= Exercise instructions =
Extract each line holding the word "larges" from the entries.

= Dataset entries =
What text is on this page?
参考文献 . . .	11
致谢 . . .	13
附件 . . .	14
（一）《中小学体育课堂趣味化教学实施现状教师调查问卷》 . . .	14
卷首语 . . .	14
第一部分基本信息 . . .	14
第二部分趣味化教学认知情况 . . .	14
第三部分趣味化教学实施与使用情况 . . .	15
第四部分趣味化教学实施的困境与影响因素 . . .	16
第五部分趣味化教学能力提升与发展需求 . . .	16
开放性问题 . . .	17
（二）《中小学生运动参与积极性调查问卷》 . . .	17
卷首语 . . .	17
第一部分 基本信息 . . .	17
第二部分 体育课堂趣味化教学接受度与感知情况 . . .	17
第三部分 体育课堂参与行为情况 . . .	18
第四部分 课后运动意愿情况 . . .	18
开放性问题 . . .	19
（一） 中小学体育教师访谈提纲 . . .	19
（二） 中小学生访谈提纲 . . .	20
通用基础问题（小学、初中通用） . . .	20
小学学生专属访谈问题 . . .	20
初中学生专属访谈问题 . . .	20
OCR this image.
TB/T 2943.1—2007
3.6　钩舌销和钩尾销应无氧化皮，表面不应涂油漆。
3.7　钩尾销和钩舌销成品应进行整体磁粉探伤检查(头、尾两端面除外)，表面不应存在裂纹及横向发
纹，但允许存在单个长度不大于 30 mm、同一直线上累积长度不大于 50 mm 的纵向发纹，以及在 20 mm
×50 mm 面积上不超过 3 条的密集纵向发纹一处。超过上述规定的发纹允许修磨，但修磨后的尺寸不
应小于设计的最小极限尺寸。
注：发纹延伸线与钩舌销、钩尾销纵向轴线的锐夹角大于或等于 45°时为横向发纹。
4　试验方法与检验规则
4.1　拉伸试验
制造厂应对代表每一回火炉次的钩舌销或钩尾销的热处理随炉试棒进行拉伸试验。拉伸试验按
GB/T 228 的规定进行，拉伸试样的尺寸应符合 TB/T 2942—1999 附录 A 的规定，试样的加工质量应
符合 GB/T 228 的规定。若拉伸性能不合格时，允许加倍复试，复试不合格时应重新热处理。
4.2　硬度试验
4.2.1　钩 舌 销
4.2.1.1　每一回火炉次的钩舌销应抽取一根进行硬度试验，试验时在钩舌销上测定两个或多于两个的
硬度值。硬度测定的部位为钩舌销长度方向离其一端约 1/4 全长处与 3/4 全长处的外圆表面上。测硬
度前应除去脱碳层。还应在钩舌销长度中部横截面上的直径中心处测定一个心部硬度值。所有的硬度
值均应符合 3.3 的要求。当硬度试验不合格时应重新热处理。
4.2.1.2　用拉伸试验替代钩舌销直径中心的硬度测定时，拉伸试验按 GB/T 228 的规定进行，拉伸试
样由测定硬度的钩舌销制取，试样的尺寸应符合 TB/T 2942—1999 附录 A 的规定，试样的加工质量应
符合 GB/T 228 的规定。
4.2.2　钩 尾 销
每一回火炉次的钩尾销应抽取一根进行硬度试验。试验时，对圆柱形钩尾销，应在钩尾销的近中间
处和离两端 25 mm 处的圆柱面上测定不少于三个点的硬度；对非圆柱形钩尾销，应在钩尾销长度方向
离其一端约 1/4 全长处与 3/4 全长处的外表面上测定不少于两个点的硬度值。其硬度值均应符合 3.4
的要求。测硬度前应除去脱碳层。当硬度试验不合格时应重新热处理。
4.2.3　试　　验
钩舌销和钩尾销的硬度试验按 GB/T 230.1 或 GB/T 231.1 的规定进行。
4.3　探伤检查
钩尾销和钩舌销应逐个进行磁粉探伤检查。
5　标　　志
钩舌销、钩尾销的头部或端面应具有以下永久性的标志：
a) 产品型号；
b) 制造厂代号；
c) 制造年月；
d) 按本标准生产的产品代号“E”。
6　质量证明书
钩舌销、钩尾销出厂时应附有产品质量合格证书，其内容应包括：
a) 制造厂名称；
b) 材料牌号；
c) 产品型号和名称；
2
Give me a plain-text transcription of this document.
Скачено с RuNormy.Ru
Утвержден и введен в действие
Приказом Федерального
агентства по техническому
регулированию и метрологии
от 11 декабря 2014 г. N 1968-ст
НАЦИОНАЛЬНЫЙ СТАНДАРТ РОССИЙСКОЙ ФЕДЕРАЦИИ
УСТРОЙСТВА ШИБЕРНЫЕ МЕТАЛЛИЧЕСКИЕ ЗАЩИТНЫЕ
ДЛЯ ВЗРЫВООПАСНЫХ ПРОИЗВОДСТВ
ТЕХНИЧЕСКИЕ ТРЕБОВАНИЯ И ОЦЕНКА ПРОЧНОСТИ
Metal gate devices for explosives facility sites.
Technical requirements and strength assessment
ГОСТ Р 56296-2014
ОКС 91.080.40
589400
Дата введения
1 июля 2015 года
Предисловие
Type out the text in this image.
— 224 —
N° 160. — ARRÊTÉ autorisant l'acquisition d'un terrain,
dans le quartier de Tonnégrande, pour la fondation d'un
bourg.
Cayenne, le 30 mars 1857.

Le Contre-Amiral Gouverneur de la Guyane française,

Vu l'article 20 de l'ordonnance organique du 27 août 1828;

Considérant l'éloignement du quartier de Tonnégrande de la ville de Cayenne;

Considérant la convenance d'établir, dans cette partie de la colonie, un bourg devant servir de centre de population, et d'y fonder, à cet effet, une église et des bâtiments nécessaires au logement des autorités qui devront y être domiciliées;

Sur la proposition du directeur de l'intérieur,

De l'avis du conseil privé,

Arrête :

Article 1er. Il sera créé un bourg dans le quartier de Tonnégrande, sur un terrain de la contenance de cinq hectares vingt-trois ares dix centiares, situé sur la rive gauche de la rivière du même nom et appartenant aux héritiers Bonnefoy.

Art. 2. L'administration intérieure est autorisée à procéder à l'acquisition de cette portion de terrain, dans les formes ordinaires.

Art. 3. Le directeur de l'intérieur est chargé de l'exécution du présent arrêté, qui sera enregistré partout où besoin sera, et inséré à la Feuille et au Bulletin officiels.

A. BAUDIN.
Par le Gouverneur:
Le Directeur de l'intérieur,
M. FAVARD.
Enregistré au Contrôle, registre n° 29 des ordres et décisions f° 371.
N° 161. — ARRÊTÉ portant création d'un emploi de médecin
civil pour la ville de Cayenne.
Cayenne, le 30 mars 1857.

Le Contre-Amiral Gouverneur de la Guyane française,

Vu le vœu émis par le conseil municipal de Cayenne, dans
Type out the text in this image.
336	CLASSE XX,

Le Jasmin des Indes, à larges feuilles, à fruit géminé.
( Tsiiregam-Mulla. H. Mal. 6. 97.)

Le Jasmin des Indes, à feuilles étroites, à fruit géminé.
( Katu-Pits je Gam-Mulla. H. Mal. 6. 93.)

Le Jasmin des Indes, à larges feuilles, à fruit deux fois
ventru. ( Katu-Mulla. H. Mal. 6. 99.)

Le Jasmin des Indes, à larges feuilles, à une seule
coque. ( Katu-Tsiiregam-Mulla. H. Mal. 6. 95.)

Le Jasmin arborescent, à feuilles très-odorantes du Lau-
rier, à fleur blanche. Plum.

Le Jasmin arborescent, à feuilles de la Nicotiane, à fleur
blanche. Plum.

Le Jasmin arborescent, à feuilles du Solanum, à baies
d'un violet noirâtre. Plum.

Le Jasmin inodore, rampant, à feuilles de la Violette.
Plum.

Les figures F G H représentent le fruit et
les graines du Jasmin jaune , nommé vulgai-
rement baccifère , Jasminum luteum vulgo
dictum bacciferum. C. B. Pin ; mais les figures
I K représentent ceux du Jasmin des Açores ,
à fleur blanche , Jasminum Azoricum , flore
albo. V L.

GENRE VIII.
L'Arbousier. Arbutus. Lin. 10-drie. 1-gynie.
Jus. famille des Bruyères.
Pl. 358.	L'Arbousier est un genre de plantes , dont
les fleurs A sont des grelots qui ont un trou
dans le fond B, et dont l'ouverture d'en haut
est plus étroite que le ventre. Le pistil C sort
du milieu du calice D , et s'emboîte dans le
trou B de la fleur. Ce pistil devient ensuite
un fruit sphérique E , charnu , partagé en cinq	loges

= Answer in full =
Le Jasmin des Indes, à larges feuilles, à fruit géminé.
Le Jasmin des Indes, à larges feuilles, à fruit deux fois
Le Jasmin des Indes, à larges feuilles, à une seule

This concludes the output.